━━━━━ Data to process

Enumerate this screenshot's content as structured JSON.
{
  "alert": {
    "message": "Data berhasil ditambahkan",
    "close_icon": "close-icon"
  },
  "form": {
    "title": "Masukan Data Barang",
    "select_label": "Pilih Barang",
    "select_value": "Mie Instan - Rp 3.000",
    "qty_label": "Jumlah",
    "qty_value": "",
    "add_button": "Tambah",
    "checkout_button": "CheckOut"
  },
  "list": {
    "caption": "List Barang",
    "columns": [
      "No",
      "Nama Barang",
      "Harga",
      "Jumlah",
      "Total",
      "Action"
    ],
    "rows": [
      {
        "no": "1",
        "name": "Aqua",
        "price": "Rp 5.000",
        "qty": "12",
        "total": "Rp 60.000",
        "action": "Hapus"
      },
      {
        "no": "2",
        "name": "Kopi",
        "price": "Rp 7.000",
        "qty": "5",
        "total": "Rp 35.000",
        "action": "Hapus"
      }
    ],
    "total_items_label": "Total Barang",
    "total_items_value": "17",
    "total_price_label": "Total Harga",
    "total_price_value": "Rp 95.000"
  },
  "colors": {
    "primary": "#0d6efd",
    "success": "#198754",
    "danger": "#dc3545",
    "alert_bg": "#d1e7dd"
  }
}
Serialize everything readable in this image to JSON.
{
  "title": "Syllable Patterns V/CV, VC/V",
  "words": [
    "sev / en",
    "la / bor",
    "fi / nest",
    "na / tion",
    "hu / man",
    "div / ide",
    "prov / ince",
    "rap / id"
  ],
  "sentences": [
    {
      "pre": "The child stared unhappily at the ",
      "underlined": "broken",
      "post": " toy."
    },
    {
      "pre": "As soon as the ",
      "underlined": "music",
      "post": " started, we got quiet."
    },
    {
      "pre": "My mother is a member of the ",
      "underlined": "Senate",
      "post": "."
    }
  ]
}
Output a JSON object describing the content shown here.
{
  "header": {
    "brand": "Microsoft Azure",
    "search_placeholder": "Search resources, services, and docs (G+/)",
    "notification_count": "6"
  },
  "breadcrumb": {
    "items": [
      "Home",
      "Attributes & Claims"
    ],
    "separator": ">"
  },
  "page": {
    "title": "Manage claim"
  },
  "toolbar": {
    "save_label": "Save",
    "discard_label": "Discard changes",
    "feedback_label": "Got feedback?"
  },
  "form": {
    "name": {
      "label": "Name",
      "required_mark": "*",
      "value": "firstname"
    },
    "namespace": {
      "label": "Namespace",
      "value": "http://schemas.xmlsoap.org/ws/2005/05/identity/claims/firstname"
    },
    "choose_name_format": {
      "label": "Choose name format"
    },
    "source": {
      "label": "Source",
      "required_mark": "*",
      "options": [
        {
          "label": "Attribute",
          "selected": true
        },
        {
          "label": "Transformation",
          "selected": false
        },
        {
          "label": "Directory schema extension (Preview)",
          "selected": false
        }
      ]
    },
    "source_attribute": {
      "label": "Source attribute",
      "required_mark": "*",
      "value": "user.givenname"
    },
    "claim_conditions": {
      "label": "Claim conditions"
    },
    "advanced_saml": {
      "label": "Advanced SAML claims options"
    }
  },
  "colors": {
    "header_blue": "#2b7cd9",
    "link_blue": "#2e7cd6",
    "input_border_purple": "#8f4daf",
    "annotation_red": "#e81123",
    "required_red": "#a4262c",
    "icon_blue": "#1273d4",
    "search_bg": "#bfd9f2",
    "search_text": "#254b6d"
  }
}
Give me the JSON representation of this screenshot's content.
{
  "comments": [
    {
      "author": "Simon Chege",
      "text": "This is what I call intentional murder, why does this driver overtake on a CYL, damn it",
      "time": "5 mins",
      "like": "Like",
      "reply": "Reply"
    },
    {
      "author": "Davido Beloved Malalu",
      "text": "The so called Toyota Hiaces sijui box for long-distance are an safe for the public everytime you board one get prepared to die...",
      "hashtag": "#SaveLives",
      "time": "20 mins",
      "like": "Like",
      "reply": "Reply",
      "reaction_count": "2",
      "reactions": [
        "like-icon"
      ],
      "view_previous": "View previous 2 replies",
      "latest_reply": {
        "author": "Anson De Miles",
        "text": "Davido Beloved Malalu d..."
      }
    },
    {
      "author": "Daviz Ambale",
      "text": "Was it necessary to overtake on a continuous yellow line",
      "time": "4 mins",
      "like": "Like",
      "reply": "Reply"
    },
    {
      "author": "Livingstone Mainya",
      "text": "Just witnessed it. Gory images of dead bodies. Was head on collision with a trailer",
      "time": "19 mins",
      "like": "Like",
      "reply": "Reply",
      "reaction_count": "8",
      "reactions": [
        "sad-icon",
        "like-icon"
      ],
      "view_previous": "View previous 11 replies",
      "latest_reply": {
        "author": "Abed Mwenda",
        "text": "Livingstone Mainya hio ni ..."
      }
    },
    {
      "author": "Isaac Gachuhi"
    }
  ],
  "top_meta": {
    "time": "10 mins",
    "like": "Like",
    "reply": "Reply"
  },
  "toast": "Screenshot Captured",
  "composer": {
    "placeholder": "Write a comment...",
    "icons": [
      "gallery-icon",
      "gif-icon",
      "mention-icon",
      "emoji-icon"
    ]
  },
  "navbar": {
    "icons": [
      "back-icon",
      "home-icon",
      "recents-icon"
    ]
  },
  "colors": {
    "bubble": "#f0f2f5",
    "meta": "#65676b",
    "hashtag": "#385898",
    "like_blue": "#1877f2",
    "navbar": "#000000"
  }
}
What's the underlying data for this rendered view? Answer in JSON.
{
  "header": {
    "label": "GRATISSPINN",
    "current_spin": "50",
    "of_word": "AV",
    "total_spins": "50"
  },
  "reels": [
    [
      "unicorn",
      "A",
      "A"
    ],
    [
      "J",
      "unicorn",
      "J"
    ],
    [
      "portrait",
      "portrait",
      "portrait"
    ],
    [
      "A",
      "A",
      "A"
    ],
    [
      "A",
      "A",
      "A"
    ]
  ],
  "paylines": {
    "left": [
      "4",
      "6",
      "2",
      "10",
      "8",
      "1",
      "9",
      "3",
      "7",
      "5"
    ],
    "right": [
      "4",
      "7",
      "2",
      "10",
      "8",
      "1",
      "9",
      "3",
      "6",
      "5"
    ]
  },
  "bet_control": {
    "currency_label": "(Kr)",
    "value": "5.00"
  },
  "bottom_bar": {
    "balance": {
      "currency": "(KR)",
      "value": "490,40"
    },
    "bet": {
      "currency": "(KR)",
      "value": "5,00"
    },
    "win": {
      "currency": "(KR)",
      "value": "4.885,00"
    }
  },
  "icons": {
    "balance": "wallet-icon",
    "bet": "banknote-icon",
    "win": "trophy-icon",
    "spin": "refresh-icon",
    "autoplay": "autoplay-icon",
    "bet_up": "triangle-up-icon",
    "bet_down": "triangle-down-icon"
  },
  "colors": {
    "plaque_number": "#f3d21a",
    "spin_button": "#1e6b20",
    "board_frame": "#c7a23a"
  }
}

━━━━━━━━━━

**Written problem**
Return each line of the data exactly as written above.

**Answer**
Enumerate this screenshot's content as structured JSON.
{
  "alert": {
    "message": "Data berhasil ditambahkan",
    "close_icon": "close-icon"
  },
  "form": {
    "title": "Masukan Data Barang",
    "select_label": "Pilih Barang",
    "select_value": "Mie Instan - Rp 3.000",
    "qty_label": "Jumlah",
    "qty_value": "",
    "add_button": "Tambah",
    "checkout_button": "CheckOut"
  },
  "list": {
    "caption": "List Barang",
    "columns": [
      "No",
      "Nama Barang",
      "Harga",
      "Jumlah",
      "Total",
      "Action"
    ],
    "rows": [
      {
        "no": "1",
        "name": "Aqua",
        "price": "Rp 5.000",
        "qty": "12",
        "total": "Rp 60.000",
        "action": "Hapus"
      },
      {
        "no": "2",
        "name": "Kopi",
        "price": "Rp 7.000",
        "qty": "5",
        "total": "Rp 35.000",
        "action": "Hapus"
      }
    ],
    "total_items_label": "Total Barang",
    "total_items_value": "17",
    "total_price_label": "Total Harga",
    "total_price_value": "Rp 95.000"
  },
  "colors": {
    "primary": "#0d6efd",
    "success": "#198754",
    "danger": "#dc3545",
    "alert_bg": "#d1e7dd"
  }
}
Serialize everything readable in this image to JSON.
{
  "title": "Syllable Patterns V/CV, VC/V",
  "words": [
    "sev / en",
    "la / bor",
    "fi / nest",
    "na / tion",
    "hu / man",
    "div / ide",
    "prov / ince",
    "rap / id"
  ],
  "sentences": [
    {
      "pre": "The child stared unhappily at the ",
      "underlined": "broken",
      "post": " toy."
    },
    {
      "pre": "As soon as the ",
      "underlined": "music",
      "post": " started, we got quiet."
    },
    {
      "pre": "My mother is a member of the ",
      "underlined": "Senate",
      "post": "."
    }
  ]
}
Output a JSON object describing the content shown here.
{
  "header": {
    "brand": "Microsoft Azure",
    "search_placeholder": "Search resources, services, and docs (G+/)",
    "notification_count": "6"
  },
  "breadcrumb": {
    "items": [
      "Home",
      "Attributes & Claims"
    ],
    "separator": ">"
  },
  "page": {
    "title": "Manage claim"
  },
  "toolbar": {
    "save_label": "Save",
    "discard_label": "Discard changes",
    "feedback_label": "Got feedback?"
  },
  "form": {
    "name": {
      "label": "Name",
      "required_mark": "*",
      "value": "firstname"
    },
    "namespace": {
      "label": "Namespace",
      "value": "http://schemas.xmlsoap.org/ws/2005/05/identity/claims/firstname"
    },
    "choose_name_format": {
      "label": "Choose name format"
    },
    "source": {
      "label": "Source",
      "required_mark": "*",
      "options": [
        {
          "label": "Attribute",
          "selected": true
        },
        {
          "label": "Transformation",
          "selected": false
        },
        {
          "label": "Directory schema extension (Preview)",
          "selected": false
        }
      ]
    },
    "source_attribute": {
      "label": "Source attribute",
      "required_mark": "*",
      "value": "user.givenname"
    },
    "claim_conditions": {
      "label": "Claim conditions"
    },
    "advanced_saml": {
      "label": "Advanced SAML claims options"
    }
  },
  "colors": {
    "header_blue": "#2b7cd9",
    "link_blue": "#2e7cd6",
    "input_border_purple": "#8f4daf",
    "annotation_red": "#e81123",
    "required_red": "#a4262c",
    "icon_blue": "#1273d4",
    "search_bg": "#bfd9f2",
    "search_text": "#254b6d"
  }
}
Give me the JSON representation of this screenshot's content.
{
  "comments": [
    {
      "author": "Simon Chege",
      "text": "This is what I call intentional murder, why does this driver overtake on a CYL, damn it",
      "time": "5 mins",
      "like": "Like",
      "reply": "Reply"
    },
    {
      "author": "Davido Beloved Malalu",
      "text": "The so called Toyota Hiaces sijui box for long-distance are an safe for the public everytime you board one get prepared to die...",
      "hashtag": "#SaveLives",
      "time": "20 mins",
      "like": "Like",
      "reply": "Reply",
      "reaction_count": "2",
      "reactions": [
        "like-icon"
      ],
      "view_previous": "View previous 2 replies",
      "latest_reply": {
        "author": "Anson De Miles",
        "text": "Davido Beloved Malalu d..."
      }
    },
    {
      "author": "Daviz Ambale",
      "text": "Was it necessary to overtake on a continuous yellow line",
      "time": "4 mins",
      "like": "Like",
      "reply": "Reply"
    },
    {
      "author": "Livingstone Mainya",
      "text": "Just witnessed it. Gory images of dead bodies. Was head on collision with a trailer",
      "time": "19 mins",
      "like": "Like",
      "reply": "Reply",
      "reaction_count": "8",
      "reactions": [
        "sad-icon",
        "like-icon"
      ],
      "view_previous": "View previous 11 replies",
      "latest_reply": {
        "author": "Abed Mwenda",
        "text": "Livingstone Mainya hio ni ..."
      }
    },
    {
      "author": "Isaac Gachuhi"
    }
  ],
  "top_meta": {
    "time": "10 mins",
    "like": "Like",
    "reply": "Reply"
  },
  "toast": "Screenshot Captured",
  "composer": {
    "placeholder": "Write a comment...",
    "icons": [
      "gallery-icon",
      "gif-icon",
      "mention-icon",
      "emoji-icon"
    ]
  },
  "navbar": {
    "icons": [
      "back-icon",
      "home-icon",
      "recents-icon"
    ]
  },
  "colors": {
    "bubble": "#f0f2f5",
    "meta": "#65676b",
    "hashtag": "#385898",
    "like_blue": "#1877f2",
    "navbar": "#000000"
  }
}
What's the underlying data for this rendered view? Answer in JSON.
{
  "header": {
    "label": "GRATISSPINN",
    "current_spin": "50",
    "of_word": "AV",
    "total_spins": "50"
  },
  "reels": [
    [
      "unicorn",
      "A",
      "A"
    ],
    [
      "J",
      "unicorn",
      "J"
    ],
    [
      "portrait",
      "portrait",
      "portrait"
    ],
    [
      "A",
      "A",
      "A"
    ],
    [
      "A",
      "A",
      "A"
    ]
  ],
  "paylines": {
    "left": [
      "4",
      "6",
      "2",
      "10",
      "8",
      "1",
      "9",
      "3",
      "7",
      "5"
    ],
    "right": [
      "4",
      "7",
      "2",
      "10",
      "8",
      "1",
      "9",
      "3",
      "6",
      "5"
    ]
  },
  "bet_control": {
    "currency_label": "(Kr)",
    "value": "5.00"
  },
  "bottom_bar": {
    "balance": {
      "currency": "(KR)",
      "value": "490,40"
    },
    "bet": {
      "currency": "(KR)",
      "value": "5,00"
    },
    "win": {
      "currency": "(KR)",
      "value": "4.885,00"
    }
  },
  "icons": {
    "balance": "wallet-icon",
    "bet": "banknote-icon",
    "win": "trophy-icon",
    "spin": "refresh-icon",
    "autoplay": "autoplay-icon",
    "bet_up": "triangle-up-icon",
    "bet_down": "triangle-down-icon"
  },
  "colors": {
    "plaque_number": "#f3d21a",
    "spin_button": "#1e6b20",
    "board_frame": "#c7a23a"
  }
}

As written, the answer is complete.